(Layout annotation records)

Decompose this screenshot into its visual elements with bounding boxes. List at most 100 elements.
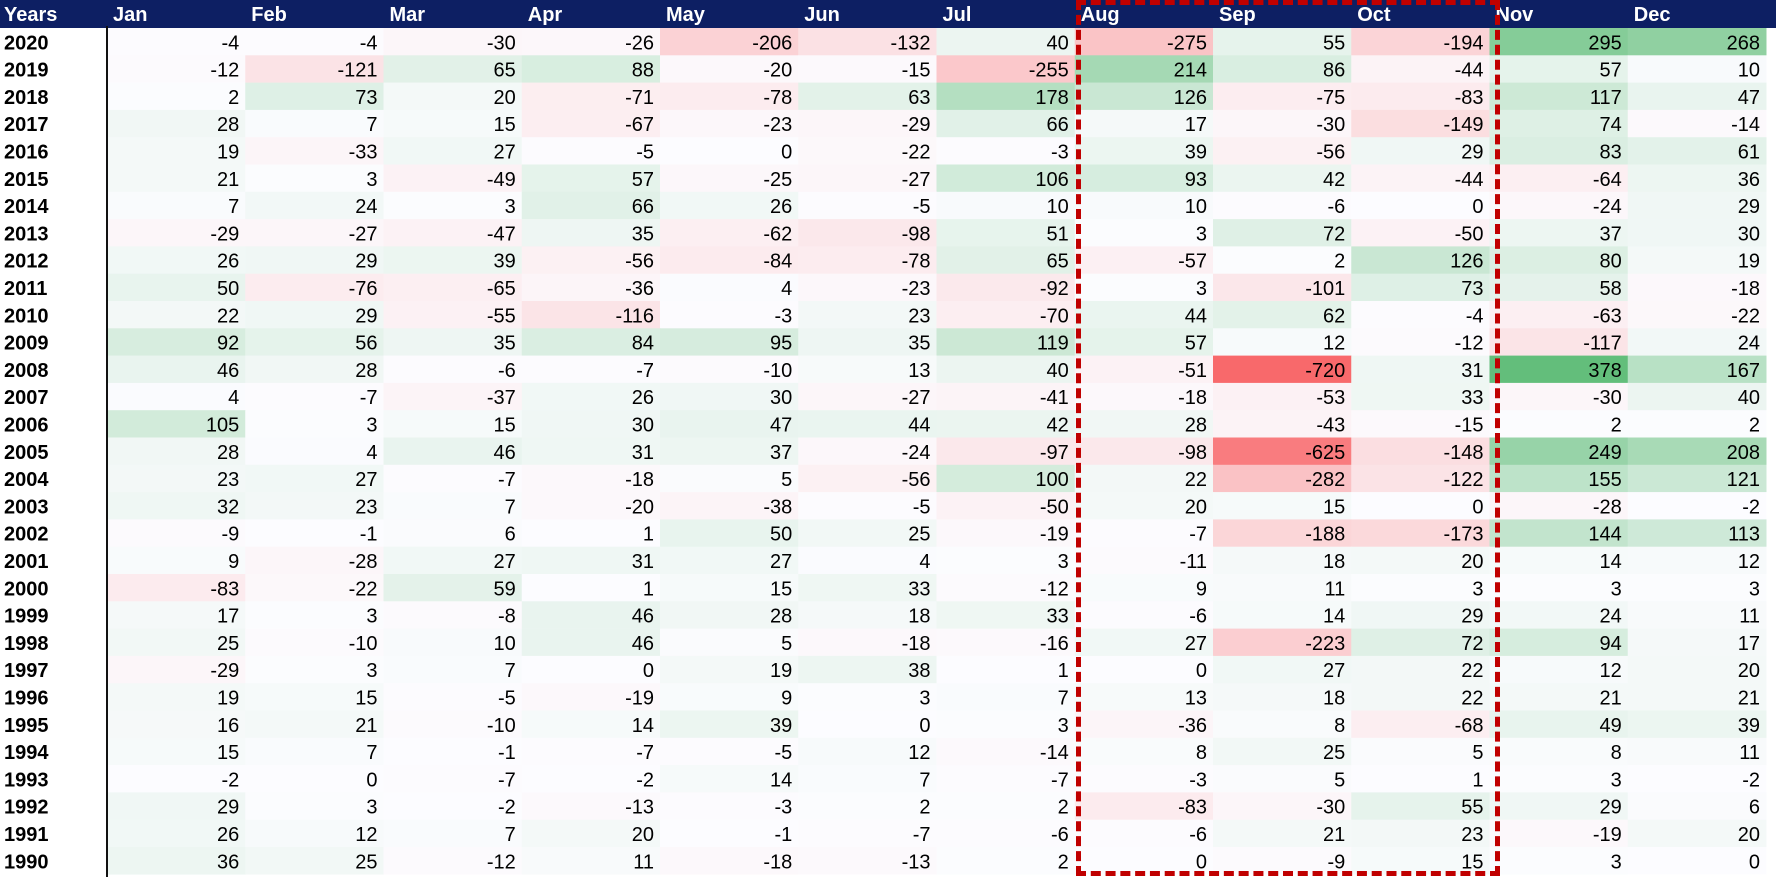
heatmap-cell	[245, 191, 384, 220]
cell-value: -43	[1316, 415, 1345, 437]
heatmap-cell	[1351, 519, 1490, 547]
heatmap-cell	[1074, 574, 1214, 602]
cell-value: 14	[1323, 606, 1345, 628]
heatmap-cell	[1489, 219, 1629, 247]
column-header-jan: Jan	[113, 4, 147, 26]
cell-value: 65	[1047, 251, 1069, 273]
heatmap-cell	[798, 574, 937, 602]
cell-value: 3	[1472, 578, 1483, 600]
heatmap-cell	[936, 109, 1076, 138]
cell-value: 10	[1047, 196, 1069, 218]
heatmap-cell	[1074, 82, 1214, 111]
cell-value: 22	[1461, 660, 1483, 682]
cell-value: 21	[1738, 688, 1760, 710]
heatmap-cell	[1351, 683, 1490, 711]
heatmap-cell	[1351, 628, 1490, 657]
cell-value: 144	[1588, 524, 1621, 546]
cell-value: -8	[498, 606, 516, 628]
cell-value: -47	[487, 223, 516, 245]
heatmap-cell	[1074, 628, 1214, 657]
heatmap-cell	[245, 819, 384, 848]
cell-value: 46	[632, 633, 654, 655]
heatmap-cell	[1074, 382, 1214, 411]
heatmap-cell	[1627, 601, 1767, 629]
heatmap-cell	[1627, 683, 1767, 711]
heatmap-cell	[798, 137, 937, 165]
cell-value: 27	[355, 469, 377, 491]
cell-value: 27	[1185, 633, 1207, 655]
cell-value: 7	[366, 114, 377, 136]
cell-value: 59	[494, 578, 516, 600]
heatmap-cell	[1489, 328, 1629, 356]
cell-value: 31	[632, 551, 654, 573]
cell-value: -29	[210, 660, 239, 682]
cell-value: 31	[1461, 360, 1483, 382]
cell-value: -173	[1443, 524, 1483, 546]
cell-value: 29	[1738, 196, 1760, 218]
heatmap-cell	[245, 601, 384, 629]
cell-value: 21	[1323, 824, 1345, 846]
cell-value: -98	[1178, 442, 1207, 464]
cell-value: -116	[615, 305, 654, 327]
cell-value: 28	[355, 360, 377, 382]
year-label: 2012	[4, 251, 49, 273]
cell-value: -30	[487, 32, 516, 54]
heatmap-cell	[1213, 574, 1352, 602]
heatmap-cell	[521, 710, 661, 739]
heatmap-cell	[383, 382, 523, 411]
heatmap-cell	[1351, 137, 1490, 165]
heatmap-cell	[107, 683, 246, 711]
heatmap-cell	[1074, 655, 1214, 684]
cell-value: 26	[770, 196, 792, 218]
cell-value: 22	[1185, 469, 1207, 491]
heatmap-cell	[521, 574, 661, 602]
cell-value: 18	[1323, 551, 1345, 573]
heatmap-cell	[660, 328, 799, 356]
cell-value: 16	[217, 715, 239, 737]
heatmap-cell	[660, 191, 799, 220]
cell-value: 126	[1174, 87, 1207, 109]
heatmap-cell	[1489, 546, 1629, 575]
cell-value: 44	[1185, 305, 1207, 327]
heatmap-cell	[660, 710, 799, 739]
cell-value: 0	[643, 660, 654, 682]
year-column-divider	[106, 26, 108, 877]
cell-value: -6	[498, 360, 516, 382]
heatmap-cell	[798, 273, 937, 302]
heatmap-cell	[936, 683, 1076, 711]
cell-value: -18	[763, 851, 792, 873]
heatmap-cell	[798, 492, 937, 520]
cell-value: -5	[774, 742, 792, 764]
cell-value: 3	[1058, 715, 1069, 737]
cell-value: 22	[217, 305, 239, 327]
cell-value: -1	[498, 742, 516, 764]
heatmap-cell	[936, 574, 1076, 602]
cell-value: 9	[1196, 578, 1207, 600]
cell-value: -23	[902, 278, 931, 300]
cell-value: -24	[902, 442, 931, 464]
cell-value: -44	[1455, 169, 1484, 191]
heatmap-cell	[660, 655, 799, 684]
cell-value: 3	[505, 196, 516, 218]
cell-value: -28	[1593, 496, 1622, 518]
heatmap-cell	[936, 355, 1076, 384]
heatmap-cell	[660, 765, 799, 793]
cell-value: -50	[1040, 496, 1069, 518]
heatmap-cell	[1489, 82, 1629, 111]
heatmap-cell	[1074, 601, 1214, 629]
header-years: Years	[4, 4, 57, 26]
heatmap-cell	[521, 246, 661, 274]
cell-value: 4	[781, 278, 792, 300]
heatmap-cell	[383, 792, 523, 820]
cell-value: -23	[763, 114, 792, 136]
cell-value: 12	[908, 742, 930, 764]
heatmap-cell	[1213, 437, 1352, 466]
cell-value: 61	[1738, 142, 1760, 164]
heatmap-cell	[245, 519, 384, 547]
heatmap-cell	[1351, 765, 1490, 793]
heatmap-cell	[245, 410, 384, 438]
heatmap-cell	[660, 137, 799, 165]
heatmap-cell	[107, 28, 246, 56]
heatmap-cell	[107, 109, 246, 138]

**WHAT TO WORK ON**:
Render every line of the material as a Markdown table with the columns "No." and "Entry", skipping blank lines. Omit the picture placeholders.

**PROBLEM SOLUTION**:
| No. | Entry |
|---|---|
| 1 | Decompose this screenshot into its visual elements with bounding boxes. List at most 100 elements. |
| 2 | heatmap-cell	[245, 191, 384, 220] |
| 3 | cell-value: -43	[1316, 415, 1345, 437] |
| 4 | heatmap-cell	[1351, 519, 1490, 547] |
| 5 | heatmap-cell	[1074, 574, 1214, 602] |
| 6 | cell-value: 14	[1323, 606, 1345, 628] |
| 7 | heatmap-cell	[1489, 219, 1629, 247] |
| 8 | column-header-jan: Jan	[113, 4, 147, 26] |
| 9 | cell-value: 65	[1047, 251, 1069, 273] |
| 10 | heatmap-cell	[798, 574, 937, 602] |
| 11 | cell-value: 3	[1472, 578, 1483, 600] |
| 12 | heatmap-cell	[936, 109, 1076, 138] |
| 13 | cell-value: 10	[1047, 196, 1069, 218] |
| 14 | heatmap-cell	[1074, 82, 1214, 111] |
| 15 | cell-value: 22	[1461, 660, 1483, 682] |
| 16 | cell-value: 21	[1738, 688, 1760, 710] |
| 17 | heatmap-cell	[1351, 683, 1490, 711] |
| 18 | heatmap-cell	[1351, 628, 1490, 657] |
| 19 | cell-value: 144	[1588, 524, 1621, 546] |
| 20 | cell-value: -8	[498, 606, 516, 628] |
| 21 | cell-value: -47	[487, 223, 516, 245] |
| 22 | heatmap-cell	[1074, 628, 1214, 657] |
| 23 | heatmap-cell	[245, 819, 384, 848] |
| 24 | cell-value: 46	[632, 633, 654, 655] |
| 25 | heatmap-cell	[1074, 382, 1214, 411] |
| 26 | heatmap-cell	[1627, 601, 1767, 629] |
| 27 | heatmap-cell	[1627, 683, 1767, 711] |
| 28 | heatmap-cell	[798, 137, 937, 165] |
| 29 | cell-value: 27	[355, 469, 377, 491] |
| 30 | cell-value: 27	[1185, 633, 1207, 655] |
| 31 | cell-value: 7	[366, 114, 377, 136] |
| 32 | cell-value: 59	[494, 578, 516, 600] |
| 33 | heatmap-cell	[1489, 328, 1629, 356] |
| 34 | cell-value: 31	[632, 551, 654, 573] |
| 35 | cell-value: -29	[210, 660, 239, 682] |
| 36 | cell-value: 31	[1461, 360, 1483, 382] |
| 37 | cell-value: -173	[1443, 524, 1483, 546] |
| 38 | cell-value: 29	[1738, 196, 1760, 218] |
| 39 | heatmap-cell	[245, 601, 384, 629] |
| 40 | cell-value: 21	[1323, 824, 1345, 846] |
| 41 | cell-value: -98	[1178, 442, 1207, 464] |
| 42 | cell-value: -116	[615, 305, 654, 327] |
| 43 | cell-value: 28	[355, 360, 377, 382] |
| 44 | year-label: 2012	[4, 251, 49, 273] |
| 45 | cell-value: -30	[487, 32, 516, 54] |
| 46 | heatmap-cell	[1213, 574, 1352, 602] |
| 47 | heatmap-cell	[521, 710, 661, 739] |
| 48 | heatmap-cell	[383, 382, 523, 411] |
| 49 | heatmap-cell	[1351, 137, 1490, 165] |
| 50 | heatmap-cell	[107, 683, 246, 711] |
| 51 | heatmap-cell	[1074, 655, 1214, 684] |
| 52 | cell-value: 26	[770, 196, 792, 218] |
| 53 | cell-value: 22	[1185, 469, 1207, 491] |
| 54 | heatmap-cell	[521, 574, 661, 602] |
| 55 | cell-value: 18	[1323, 551, 1345, 573] |
| 56 | heatmap-cell	[660, 328, 799, 356] |
| 57 | cell-value: 16	[217, 715, 239, 737] |
| 58 | heatmap-cell	[660, 191, 799, 220] |
| 59 | cell-value: 126	[1174, 87, 1207, 109] |
| 60 | heatmap-cell	[1489, 546, 1629, 575] |
| 61 | cell-value: 44	[1185, 305, 1207, 327] |
| 62 | heatmap-cell	[660, 710, 799, 739] |
| 63 | cell-value: 0	[643, 660, 654, 682] |
| 64 | year-column-divider	[106, 26, 108, 877] |
| 65 | cell-value: -6	[498, 360, 516, 382] |
| 66 | heatmap-cell	[798, 273, 937, 302] |
| 67 | heatmap-cell	[936, 683, 1076, 711] |
| 68 | cell-value: -18	[763, 851, 792, 873] |
| 69 | heatmap-cell	[798, 492, 937, 520] |
| 70 | cell-value: -5	[774, 742, 792, 764] |
| 71 | cell-value: 3	[1058, 715, 1069, 737] |
| 72 | cell-value: 22	[217, 305, 239, 327] |
| 73 | cell-value: -1	[498, 742, 516, 764] |
| 74 | heatmap-cell	[936, 574, 1076, 602] |
| 75 | cell-value: 9	[1196, 578, 1207, 600] |
| 76 | cell-value: -23	[902, 278, 931, 300] |
| 77 | cell-value: -24	[902, 442, 931, 464] |
| 78 | cell-value: -44	[1455, 169, 1484, 191] |
| 79 | heatmap-cell	[660, 655, 799, 684] |
| 80 | cell-value: 3	[505, 196, 516, 218] |
| 81 | cell-value: -28	[1593, 496, 1622, 518] |
| 82 | heatmap-cell	[936, 355, 1076, 384] |
| 83 | heatmap-cell	[660, 765, 799, 793] |
| 84 | cell-value: -50	[1040, 496, 1069, 518] |
| 85 | heatmap-cell	[1489, 82, 1629, 111] |
| 86 | heatmap-cell	[1074, 601, 1214, 629] |
| 87 | header-years: Years	[4, 4, 57, 26] |
| 88 | heatmap-cell	[521, 246, 661, 274] |
| 89 | cell-value: 4	[781, 278, 792, 300] |
| 90 | heatmap-cell	[383, 792, 523, 820] |
| 91 | cell-value: -23	[763, 114, 792, 136] |
| 92 | cell-value: 12	[908, 742, 930, 764] |
| 93 | heatmap-cell	[1213, 437, 1352, 466] |
| 94 | cell-value: 61	[1738, 142, 1760, 164] |
| 95 | heatmap-cell	[245, 519, 384, 547] |
| 96 | heatmap-cell	[1351, 765, 1490, 793] |
| 97 | heatmap-cell	[245, 410, 384, 438] |
| 98 | heatmap-cell	[660, 137, 799, 165] |
| 99 | heatmap-cell	[107, 28, 246, 56] |
| 100 | heatmap-cell	[107, 109, 246, 138] |